§ Prompt:
Return, exactly, the line that contains "Extract all readable text from this page." together with all lines after it to the end of the entries, and no further lines.

§ Dataset items:
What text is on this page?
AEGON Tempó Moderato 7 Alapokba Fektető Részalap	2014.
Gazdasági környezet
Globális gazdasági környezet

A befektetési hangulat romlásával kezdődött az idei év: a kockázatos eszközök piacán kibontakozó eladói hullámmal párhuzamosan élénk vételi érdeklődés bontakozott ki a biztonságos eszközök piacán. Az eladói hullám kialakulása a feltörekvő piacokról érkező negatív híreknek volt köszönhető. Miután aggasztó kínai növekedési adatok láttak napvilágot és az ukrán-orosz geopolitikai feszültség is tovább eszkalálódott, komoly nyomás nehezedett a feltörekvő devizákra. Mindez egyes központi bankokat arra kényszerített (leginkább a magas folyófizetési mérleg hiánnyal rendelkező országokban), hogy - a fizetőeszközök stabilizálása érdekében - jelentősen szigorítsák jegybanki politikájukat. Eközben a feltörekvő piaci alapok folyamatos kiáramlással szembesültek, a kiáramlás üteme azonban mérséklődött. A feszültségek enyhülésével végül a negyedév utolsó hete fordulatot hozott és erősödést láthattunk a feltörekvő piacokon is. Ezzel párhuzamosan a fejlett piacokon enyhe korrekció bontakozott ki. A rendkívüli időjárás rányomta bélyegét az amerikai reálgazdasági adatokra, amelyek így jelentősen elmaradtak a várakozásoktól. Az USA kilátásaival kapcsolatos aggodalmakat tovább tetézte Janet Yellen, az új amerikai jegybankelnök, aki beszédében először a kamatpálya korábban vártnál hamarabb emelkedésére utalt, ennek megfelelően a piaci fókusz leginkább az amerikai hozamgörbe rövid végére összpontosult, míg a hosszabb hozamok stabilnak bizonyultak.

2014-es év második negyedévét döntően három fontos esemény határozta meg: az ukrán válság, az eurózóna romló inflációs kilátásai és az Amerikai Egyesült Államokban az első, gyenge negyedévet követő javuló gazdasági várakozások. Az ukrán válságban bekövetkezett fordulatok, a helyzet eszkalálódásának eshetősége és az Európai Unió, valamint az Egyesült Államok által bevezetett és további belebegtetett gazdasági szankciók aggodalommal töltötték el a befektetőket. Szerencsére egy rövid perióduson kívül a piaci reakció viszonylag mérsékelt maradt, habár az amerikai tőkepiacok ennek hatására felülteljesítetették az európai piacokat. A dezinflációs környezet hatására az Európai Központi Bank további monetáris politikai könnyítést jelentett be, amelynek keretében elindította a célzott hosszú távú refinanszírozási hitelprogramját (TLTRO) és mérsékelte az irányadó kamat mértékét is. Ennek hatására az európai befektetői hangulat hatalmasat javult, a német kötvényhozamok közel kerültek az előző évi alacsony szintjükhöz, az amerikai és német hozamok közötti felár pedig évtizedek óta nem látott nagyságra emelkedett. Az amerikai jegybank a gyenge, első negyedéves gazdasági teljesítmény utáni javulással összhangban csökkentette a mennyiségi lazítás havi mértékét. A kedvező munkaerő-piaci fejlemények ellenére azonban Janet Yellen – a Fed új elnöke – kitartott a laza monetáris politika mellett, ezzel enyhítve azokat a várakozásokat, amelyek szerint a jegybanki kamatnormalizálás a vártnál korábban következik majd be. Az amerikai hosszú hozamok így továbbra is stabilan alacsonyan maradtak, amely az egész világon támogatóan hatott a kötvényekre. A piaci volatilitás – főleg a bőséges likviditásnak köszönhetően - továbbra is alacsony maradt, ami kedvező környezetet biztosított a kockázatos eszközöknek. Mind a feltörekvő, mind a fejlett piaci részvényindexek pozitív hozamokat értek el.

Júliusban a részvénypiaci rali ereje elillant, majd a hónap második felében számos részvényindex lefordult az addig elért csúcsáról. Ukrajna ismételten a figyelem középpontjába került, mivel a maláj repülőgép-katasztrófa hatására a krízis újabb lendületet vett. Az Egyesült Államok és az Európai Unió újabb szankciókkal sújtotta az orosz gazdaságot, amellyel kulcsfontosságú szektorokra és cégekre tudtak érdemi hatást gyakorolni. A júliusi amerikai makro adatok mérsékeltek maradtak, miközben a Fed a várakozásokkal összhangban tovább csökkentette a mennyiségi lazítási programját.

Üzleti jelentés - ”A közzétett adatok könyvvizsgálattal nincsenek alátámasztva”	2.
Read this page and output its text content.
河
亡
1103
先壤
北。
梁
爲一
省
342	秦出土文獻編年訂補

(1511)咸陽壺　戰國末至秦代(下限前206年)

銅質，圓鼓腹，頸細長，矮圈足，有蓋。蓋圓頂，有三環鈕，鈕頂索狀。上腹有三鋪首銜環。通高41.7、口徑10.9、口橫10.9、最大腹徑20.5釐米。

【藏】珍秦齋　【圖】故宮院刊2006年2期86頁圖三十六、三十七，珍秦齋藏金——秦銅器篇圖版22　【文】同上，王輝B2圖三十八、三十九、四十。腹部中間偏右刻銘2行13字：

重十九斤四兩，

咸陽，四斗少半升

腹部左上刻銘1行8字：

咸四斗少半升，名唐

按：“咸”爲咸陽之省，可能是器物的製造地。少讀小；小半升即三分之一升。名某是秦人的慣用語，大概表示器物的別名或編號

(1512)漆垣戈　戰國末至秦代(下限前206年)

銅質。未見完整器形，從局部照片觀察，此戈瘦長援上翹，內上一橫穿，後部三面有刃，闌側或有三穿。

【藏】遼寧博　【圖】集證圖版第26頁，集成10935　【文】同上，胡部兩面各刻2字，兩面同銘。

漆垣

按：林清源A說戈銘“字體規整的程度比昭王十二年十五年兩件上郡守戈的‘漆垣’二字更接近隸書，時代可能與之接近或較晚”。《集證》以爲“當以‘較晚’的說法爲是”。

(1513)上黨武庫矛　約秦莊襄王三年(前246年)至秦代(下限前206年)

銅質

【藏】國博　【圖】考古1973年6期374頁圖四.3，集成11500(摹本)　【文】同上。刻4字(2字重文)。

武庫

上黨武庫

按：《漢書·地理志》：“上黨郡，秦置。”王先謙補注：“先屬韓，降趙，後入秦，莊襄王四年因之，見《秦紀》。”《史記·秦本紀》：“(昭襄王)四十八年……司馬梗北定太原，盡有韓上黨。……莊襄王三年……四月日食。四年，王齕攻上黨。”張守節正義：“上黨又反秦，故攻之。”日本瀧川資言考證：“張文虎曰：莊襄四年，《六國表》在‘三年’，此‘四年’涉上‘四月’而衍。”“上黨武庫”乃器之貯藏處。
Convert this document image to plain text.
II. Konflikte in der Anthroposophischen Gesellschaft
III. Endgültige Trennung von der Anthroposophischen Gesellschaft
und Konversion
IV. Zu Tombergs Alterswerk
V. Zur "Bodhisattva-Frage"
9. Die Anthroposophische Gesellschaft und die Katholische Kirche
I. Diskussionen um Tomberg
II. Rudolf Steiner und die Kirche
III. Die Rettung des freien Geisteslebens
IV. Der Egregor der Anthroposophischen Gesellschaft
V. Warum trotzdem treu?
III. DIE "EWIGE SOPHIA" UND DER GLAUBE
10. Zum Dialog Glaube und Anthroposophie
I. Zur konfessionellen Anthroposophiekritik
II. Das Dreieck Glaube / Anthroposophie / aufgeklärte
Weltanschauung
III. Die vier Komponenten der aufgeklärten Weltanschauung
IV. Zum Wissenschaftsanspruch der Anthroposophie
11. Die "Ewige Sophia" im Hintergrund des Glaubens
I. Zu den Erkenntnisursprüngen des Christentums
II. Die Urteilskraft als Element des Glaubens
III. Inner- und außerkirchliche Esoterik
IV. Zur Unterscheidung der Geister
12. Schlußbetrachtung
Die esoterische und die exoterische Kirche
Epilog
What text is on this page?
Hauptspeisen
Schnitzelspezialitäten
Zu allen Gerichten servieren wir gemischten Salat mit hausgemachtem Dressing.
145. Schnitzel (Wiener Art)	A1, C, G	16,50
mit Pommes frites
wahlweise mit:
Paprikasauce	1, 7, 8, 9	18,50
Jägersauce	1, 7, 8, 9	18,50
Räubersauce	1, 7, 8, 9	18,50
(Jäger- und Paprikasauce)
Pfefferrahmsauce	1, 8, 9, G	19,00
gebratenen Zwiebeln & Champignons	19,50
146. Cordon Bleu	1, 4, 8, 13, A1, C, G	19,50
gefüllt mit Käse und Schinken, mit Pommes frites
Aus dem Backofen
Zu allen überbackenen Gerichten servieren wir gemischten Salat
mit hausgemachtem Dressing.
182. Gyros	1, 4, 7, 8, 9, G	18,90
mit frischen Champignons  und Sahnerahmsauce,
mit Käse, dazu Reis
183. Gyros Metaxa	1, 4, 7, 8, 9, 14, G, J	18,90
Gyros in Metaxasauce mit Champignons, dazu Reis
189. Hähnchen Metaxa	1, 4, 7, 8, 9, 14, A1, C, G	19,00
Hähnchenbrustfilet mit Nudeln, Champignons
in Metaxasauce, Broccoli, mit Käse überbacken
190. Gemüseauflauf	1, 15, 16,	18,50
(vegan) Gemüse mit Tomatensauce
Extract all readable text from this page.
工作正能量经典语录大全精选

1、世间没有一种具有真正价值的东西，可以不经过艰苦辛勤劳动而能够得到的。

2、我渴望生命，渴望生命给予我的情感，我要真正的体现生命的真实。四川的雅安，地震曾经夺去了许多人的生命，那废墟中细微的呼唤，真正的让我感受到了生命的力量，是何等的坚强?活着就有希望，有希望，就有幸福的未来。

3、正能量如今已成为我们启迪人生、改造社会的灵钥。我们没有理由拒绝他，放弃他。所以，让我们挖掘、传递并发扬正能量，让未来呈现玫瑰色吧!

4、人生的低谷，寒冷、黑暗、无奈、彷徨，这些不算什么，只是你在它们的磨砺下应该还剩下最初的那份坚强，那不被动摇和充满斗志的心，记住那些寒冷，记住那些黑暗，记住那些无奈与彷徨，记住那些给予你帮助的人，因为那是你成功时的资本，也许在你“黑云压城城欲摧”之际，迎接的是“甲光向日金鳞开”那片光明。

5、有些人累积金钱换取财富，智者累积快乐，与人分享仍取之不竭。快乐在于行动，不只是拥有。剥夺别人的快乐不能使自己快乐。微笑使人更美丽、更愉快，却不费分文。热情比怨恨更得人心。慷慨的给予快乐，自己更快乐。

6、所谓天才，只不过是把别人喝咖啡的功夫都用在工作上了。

§ Response:
Extract all readable text from this page.
工作正能量经典语录大全精选

1、世间没有一种具有真正价值的东西，可以不经过艰苦辛勤劳动而能够得到的。

2、我渴望生命，渴望生命给予我的情感，我要真正的体现生命的真实。四川的雅安，地震曾经夺去了许多人的生命，那废墟中细微的呼唤，真正的让我感受到了生命的力量，是何等的坚强?活着就有希望，有希望，就有幸福的未来。

3、正能量如今已成为我们启迪人生、改造社会的灵钥。我们没有理由拒绝他，放弃他。所以，让我们挖掘、传递并发扬正能量，让未来呈现玫瑰色吧!

4、人生的低谷，寒冷、黑暗、无奈、彷徨，这些不算什么，只是你在它们的磨砺下应该还剩下最初的那份坚强，那不被动摇和充满斗志的心，记住那些寒冷，记住那些黑暗，记住那些无奈与彷徨，记住那些给予你帮助的人，因为那是你成功时的资本，也许在你“黑云压城城欲摧”之际，迎接的是“甲光向日金鳞开”那片光明。

5、有些人累积金钱换取财富，智者累积快乐，与人分享仍取之不竭。快乐在于行动，不只是拥有。剥夺别人的快乐不能使自己快乐。微笑使人更美丽、更愉快，却不费分文。热情比怨恨更得人心。慷慨的给予快乐，自己更快乐。

6、所谓天才，只不过是把别人喝咖啡的功夫都用在工作上了。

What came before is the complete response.